#### [Document text]
━━━━━━━━━━━━━━━━━━━━
He recommends 5-10 minutes, first open, then focused. I started doing this with Insight Timer: 11 minutes total with intermittent bells at 5 minutes (switch from open to focused) and 10 minutes (time to wrap it up, check in with myself, and close out with a mantra)

Selva / Wolkenstein in the Val Gardena

with the

Langkofel

looming in the distance.

The Most Important Question

I return from my hike to my Garni and spend the evening staring at the dreamy landscape and its fading colors. Time to crack open the laptop. Before going to bed, I pull out a separate sheet of paper and start brainstorming for a different practice, what Josh Waitzkin called “asking the Most Important Question” or MIQ:

One of the things that I’ve been doing my whole life is ending my day thinking about the most important question in what I do. Then waking up in the morning, first thing, brainstorming on it. This is an incredibly powerful tool that I learned from my dad — who’s a great writer — in his creative process. Hemingway wrote about it in his writing process.

The MIQ process is straightforward.

In the evening,

Identify your current MIQ: what question feels important, interesting, pressing right now?

Write it down and ask yourself the question.

Release and let go. Stop thinking, stressing, and worrying about it.

Sleep.
━━━━━━━━━━━━━━━━━━━━
#### [Exercise objective]
In the text on meditation and the Most Important Question, what does the bell at 5 minutes signal during the 11-minute Insight Timer session? Work from the text alone.
━━━━━━━━━━━━━━━━━━━━
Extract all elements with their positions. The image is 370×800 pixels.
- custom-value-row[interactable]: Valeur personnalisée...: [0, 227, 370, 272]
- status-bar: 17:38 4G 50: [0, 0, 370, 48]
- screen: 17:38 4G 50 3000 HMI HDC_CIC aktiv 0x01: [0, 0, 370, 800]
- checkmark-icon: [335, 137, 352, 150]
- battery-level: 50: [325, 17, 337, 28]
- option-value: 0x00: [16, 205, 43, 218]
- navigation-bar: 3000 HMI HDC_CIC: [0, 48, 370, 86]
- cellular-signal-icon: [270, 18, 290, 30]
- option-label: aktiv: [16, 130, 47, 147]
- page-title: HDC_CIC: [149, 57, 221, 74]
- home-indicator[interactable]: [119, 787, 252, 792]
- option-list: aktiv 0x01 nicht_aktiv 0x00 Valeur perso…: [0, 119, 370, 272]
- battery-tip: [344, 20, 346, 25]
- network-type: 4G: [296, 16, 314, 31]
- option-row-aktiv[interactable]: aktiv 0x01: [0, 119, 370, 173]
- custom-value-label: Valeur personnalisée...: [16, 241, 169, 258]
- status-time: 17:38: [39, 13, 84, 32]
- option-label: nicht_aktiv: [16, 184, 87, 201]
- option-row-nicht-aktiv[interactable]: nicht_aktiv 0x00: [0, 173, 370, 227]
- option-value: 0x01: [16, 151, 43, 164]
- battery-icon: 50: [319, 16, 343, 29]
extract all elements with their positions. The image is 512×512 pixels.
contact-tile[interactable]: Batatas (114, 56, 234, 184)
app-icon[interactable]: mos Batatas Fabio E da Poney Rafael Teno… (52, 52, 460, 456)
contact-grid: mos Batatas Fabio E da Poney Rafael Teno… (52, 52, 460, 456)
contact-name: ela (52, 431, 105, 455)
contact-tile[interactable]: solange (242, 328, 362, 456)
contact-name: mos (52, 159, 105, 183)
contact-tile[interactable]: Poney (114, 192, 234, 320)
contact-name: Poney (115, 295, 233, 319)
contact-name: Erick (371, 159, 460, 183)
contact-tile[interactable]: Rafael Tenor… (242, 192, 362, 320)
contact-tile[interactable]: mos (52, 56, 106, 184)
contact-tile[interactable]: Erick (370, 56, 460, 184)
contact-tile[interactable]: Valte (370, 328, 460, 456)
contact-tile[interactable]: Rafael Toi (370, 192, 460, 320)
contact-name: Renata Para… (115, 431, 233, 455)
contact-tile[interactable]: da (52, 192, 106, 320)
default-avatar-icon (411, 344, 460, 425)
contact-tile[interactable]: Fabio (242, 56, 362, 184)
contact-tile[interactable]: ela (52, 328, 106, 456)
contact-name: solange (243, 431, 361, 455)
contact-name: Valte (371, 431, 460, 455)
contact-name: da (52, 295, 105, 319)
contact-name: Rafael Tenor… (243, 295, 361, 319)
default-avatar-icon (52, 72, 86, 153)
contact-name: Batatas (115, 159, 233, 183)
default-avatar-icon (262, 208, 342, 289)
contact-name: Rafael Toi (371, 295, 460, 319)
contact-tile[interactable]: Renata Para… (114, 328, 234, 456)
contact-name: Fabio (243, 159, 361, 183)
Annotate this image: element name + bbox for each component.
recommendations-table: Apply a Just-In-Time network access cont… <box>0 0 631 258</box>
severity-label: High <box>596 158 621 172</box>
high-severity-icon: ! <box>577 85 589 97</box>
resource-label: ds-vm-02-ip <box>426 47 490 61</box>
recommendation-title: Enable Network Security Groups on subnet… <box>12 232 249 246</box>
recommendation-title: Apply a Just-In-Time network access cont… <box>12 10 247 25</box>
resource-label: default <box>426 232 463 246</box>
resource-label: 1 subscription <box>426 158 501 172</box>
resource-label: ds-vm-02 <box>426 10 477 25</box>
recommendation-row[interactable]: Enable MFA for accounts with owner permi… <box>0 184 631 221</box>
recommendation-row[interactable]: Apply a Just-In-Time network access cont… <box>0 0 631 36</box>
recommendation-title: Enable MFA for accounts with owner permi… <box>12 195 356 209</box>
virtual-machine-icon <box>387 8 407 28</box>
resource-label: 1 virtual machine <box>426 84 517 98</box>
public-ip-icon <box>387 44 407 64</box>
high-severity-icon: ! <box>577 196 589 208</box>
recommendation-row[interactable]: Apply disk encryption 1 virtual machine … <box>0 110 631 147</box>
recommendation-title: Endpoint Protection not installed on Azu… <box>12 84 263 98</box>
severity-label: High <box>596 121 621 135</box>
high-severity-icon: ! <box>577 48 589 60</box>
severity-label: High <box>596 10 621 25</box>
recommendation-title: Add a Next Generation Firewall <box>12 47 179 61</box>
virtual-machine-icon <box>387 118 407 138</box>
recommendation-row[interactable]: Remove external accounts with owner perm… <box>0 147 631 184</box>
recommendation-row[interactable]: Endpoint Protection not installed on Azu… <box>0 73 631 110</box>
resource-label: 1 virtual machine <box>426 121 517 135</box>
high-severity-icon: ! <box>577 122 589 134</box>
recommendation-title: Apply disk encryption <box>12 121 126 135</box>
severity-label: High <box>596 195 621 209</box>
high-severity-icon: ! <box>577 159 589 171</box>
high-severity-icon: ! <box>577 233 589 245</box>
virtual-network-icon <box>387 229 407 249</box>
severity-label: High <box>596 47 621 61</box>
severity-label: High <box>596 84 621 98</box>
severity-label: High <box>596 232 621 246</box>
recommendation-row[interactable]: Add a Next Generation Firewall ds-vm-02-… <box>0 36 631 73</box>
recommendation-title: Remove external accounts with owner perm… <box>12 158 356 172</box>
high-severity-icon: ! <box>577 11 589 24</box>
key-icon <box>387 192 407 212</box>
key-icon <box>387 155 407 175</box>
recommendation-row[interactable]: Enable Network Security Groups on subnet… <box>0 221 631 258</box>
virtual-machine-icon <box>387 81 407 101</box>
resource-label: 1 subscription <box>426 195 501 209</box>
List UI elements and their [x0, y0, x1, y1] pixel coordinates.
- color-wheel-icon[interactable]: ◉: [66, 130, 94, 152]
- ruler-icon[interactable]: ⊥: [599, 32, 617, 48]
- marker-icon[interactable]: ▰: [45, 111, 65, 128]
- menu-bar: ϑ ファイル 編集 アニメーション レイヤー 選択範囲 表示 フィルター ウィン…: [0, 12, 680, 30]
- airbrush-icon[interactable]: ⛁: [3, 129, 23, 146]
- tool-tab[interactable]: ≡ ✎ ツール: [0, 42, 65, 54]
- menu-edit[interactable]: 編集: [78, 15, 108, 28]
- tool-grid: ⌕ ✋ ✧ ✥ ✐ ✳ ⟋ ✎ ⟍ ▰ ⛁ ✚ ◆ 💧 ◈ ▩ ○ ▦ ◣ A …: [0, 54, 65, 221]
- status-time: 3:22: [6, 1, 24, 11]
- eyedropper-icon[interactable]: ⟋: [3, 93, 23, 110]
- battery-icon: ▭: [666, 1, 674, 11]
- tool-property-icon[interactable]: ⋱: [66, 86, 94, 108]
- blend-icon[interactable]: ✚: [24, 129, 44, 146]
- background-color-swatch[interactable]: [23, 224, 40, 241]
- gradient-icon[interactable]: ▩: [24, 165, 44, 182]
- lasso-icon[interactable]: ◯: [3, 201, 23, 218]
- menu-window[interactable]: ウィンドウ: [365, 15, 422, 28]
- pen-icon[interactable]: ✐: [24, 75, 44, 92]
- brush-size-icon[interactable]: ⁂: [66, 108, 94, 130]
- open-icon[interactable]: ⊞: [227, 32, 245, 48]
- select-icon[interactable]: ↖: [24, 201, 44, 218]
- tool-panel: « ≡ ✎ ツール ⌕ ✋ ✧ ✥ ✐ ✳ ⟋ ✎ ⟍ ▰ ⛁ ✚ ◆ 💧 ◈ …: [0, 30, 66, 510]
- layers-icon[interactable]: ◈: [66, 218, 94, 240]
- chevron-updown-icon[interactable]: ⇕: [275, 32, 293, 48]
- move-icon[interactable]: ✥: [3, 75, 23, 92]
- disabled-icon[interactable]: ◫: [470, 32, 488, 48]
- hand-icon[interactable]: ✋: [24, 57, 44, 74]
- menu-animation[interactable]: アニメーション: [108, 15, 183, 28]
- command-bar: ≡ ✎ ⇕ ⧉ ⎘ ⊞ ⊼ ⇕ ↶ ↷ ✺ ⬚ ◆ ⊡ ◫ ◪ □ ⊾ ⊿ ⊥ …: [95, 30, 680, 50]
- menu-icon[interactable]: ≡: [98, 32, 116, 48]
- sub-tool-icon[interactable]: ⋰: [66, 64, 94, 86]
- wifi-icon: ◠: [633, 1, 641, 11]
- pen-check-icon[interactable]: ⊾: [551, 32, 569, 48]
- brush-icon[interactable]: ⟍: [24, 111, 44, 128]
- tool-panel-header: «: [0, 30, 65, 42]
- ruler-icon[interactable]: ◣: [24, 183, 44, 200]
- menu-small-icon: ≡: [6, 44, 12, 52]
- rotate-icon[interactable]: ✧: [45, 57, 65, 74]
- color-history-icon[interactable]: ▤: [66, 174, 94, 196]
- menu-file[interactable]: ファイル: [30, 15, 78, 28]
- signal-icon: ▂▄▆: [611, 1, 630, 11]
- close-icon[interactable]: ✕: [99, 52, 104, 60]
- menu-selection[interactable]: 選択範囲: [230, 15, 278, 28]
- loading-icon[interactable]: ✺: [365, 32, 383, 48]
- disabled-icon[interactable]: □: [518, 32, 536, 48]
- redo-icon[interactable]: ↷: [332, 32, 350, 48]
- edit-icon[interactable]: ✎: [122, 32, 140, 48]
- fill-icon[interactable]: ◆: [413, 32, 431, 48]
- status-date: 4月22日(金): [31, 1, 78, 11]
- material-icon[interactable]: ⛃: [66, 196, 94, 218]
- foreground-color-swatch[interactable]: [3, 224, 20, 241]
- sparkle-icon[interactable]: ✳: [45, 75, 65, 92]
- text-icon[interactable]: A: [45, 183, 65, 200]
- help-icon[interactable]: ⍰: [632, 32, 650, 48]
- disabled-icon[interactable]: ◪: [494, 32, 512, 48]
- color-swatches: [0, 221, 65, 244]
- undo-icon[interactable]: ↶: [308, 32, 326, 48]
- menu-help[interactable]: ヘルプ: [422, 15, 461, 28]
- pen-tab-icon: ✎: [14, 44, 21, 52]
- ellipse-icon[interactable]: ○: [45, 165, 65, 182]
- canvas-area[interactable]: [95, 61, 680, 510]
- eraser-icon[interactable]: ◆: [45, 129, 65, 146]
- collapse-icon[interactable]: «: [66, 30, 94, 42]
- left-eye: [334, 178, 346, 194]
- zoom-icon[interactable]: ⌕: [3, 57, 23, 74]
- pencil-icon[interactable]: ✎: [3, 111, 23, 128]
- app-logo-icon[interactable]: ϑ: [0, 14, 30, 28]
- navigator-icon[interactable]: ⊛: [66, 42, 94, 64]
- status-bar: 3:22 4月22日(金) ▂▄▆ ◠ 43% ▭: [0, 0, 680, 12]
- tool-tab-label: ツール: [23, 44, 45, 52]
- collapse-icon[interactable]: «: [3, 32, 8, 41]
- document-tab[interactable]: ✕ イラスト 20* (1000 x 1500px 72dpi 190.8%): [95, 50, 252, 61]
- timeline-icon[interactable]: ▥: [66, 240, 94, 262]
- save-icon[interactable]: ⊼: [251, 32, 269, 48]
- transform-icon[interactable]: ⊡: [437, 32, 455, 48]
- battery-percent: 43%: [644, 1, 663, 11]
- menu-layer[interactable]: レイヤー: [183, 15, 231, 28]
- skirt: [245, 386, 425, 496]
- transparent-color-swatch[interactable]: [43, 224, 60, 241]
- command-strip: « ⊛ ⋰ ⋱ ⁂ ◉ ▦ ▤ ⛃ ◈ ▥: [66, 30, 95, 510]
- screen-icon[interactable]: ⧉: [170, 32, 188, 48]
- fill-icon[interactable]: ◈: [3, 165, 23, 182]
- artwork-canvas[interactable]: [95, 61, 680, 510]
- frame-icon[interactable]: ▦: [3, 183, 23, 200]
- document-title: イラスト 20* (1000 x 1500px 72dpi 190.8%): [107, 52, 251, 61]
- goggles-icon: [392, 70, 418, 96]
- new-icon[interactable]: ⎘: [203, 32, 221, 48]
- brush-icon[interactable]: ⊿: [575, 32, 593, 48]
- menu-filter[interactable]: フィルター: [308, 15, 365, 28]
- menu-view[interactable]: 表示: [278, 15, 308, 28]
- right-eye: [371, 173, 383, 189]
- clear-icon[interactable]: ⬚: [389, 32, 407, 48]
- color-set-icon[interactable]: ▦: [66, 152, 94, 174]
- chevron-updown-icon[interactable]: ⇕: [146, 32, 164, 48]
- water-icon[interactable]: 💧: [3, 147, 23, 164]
━━━━━━━━━━━━━━━━━━━━
#### [Right answer]
It signals the switch from open to focused meditation.